Entries from a dataset
____________________
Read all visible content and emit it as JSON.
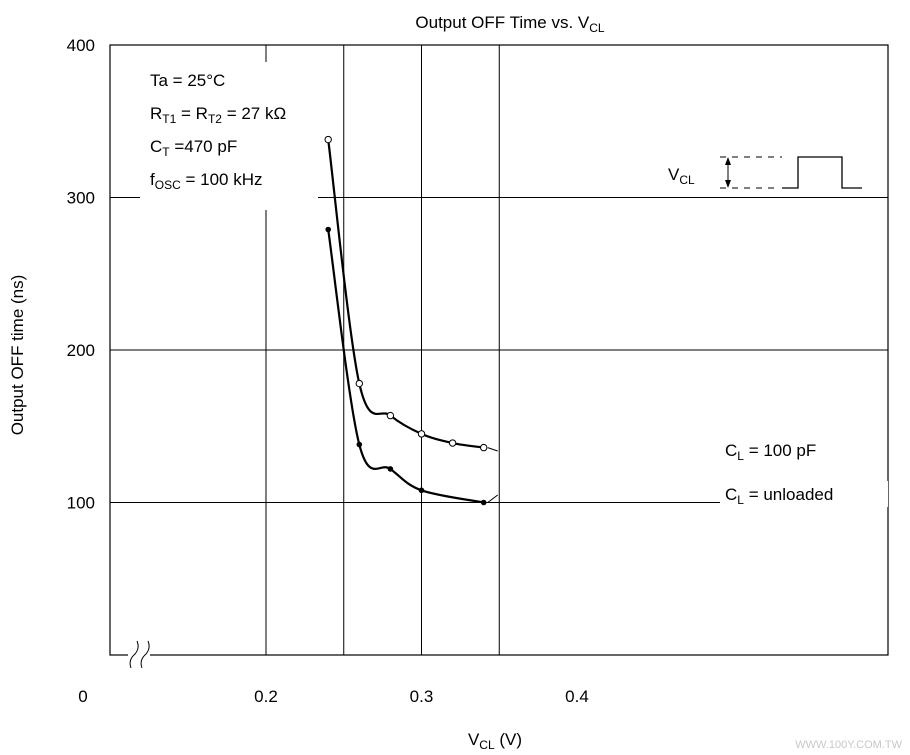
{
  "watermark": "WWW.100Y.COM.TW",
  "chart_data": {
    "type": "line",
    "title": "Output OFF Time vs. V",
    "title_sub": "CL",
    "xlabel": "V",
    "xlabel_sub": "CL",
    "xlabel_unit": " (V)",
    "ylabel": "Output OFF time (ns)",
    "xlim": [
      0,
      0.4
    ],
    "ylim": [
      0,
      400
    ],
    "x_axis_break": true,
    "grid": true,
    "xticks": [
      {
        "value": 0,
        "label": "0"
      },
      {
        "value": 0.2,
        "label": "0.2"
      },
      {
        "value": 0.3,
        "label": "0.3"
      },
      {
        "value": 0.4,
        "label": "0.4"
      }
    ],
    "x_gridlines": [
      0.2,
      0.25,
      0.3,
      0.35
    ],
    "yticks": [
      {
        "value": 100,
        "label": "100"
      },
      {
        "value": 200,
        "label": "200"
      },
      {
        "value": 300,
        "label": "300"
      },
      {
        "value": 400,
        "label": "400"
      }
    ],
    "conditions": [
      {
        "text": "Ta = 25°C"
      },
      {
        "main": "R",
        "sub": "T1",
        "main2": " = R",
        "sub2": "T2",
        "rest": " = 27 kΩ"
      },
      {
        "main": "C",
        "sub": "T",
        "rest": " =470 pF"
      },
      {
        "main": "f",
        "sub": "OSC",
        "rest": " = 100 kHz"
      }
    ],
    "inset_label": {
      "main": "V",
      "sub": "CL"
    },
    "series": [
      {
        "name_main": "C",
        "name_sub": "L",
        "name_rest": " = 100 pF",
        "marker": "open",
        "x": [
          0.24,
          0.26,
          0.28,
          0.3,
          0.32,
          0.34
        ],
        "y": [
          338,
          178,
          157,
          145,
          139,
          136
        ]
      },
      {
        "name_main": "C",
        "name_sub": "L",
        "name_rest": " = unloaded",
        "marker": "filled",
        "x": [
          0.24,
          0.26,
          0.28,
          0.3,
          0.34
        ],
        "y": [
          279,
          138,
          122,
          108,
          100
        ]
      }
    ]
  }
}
____________________
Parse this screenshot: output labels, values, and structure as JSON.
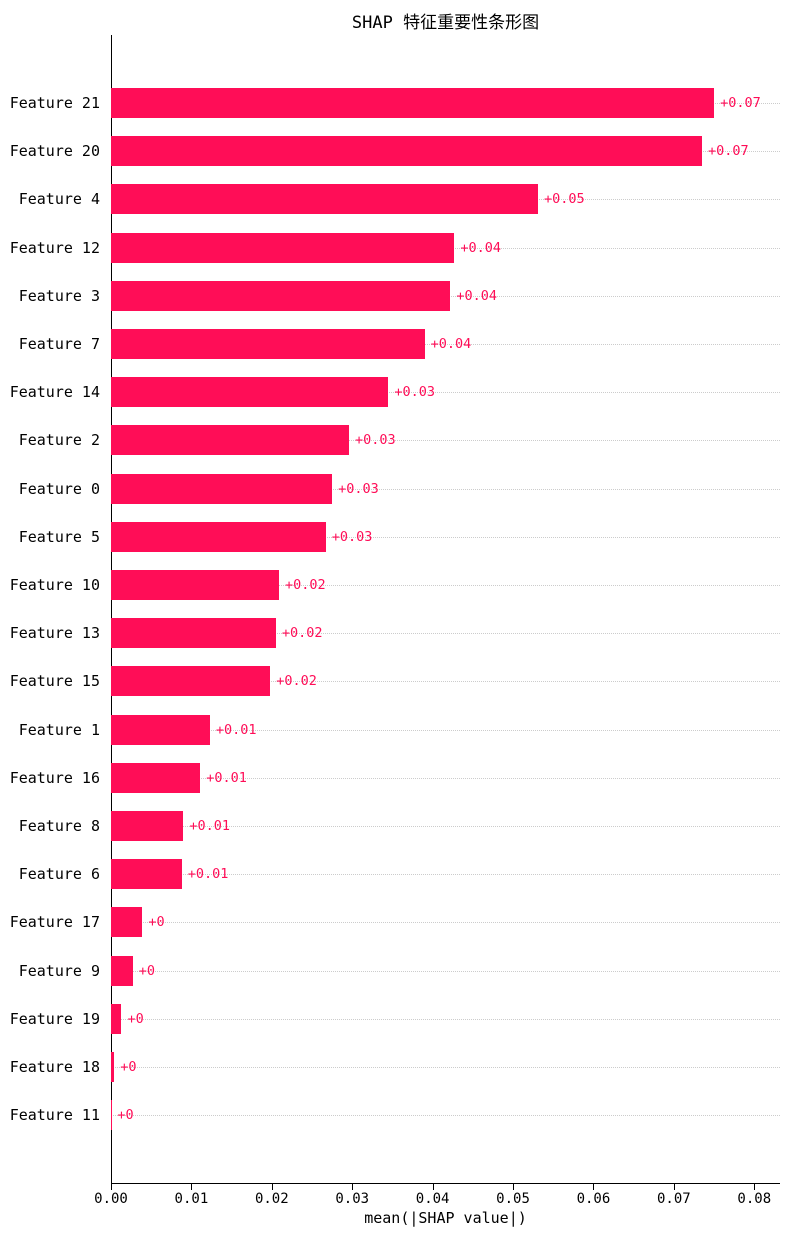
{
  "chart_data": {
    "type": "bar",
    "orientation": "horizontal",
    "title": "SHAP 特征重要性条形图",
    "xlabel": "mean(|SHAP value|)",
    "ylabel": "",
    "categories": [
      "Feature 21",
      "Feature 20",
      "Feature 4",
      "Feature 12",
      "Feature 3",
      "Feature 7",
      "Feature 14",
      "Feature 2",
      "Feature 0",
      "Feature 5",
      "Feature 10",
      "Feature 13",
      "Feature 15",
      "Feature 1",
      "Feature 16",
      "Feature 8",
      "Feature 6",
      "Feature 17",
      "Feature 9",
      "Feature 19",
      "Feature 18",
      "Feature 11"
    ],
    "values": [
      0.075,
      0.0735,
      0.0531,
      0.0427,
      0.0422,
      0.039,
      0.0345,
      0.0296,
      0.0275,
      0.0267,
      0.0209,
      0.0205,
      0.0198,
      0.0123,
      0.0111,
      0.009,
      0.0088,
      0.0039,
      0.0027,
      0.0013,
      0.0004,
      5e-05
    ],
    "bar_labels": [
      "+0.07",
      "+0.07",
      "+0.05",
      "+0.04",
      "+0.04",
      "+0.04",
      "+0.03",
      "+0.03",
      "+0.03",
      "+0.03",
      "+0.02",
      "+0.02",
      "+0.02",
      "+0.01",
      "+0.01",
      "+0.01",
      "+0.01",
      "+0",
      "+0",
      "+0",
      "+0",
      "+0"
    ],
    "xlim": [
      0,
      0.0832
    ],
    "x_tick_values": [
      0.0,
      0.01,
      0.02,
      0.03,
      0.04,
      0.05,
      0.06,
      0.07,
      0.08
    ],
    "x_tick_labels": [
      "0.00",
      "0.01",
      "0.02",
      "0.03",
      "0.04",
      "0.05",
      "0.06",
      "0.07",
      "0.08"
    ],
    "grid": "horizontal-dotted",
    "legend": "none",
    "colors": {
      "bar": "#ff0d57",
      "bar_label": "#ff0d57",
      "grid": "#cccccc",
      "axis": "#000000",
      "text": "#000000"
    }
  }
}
____________________
YOUR TASK: All lines holding the word "SHAP" should be picked out and copied.

REPLY:
    "title": "SHAP 特征重要性条形图",
    "xlabel": "mean(|SHAP value|)",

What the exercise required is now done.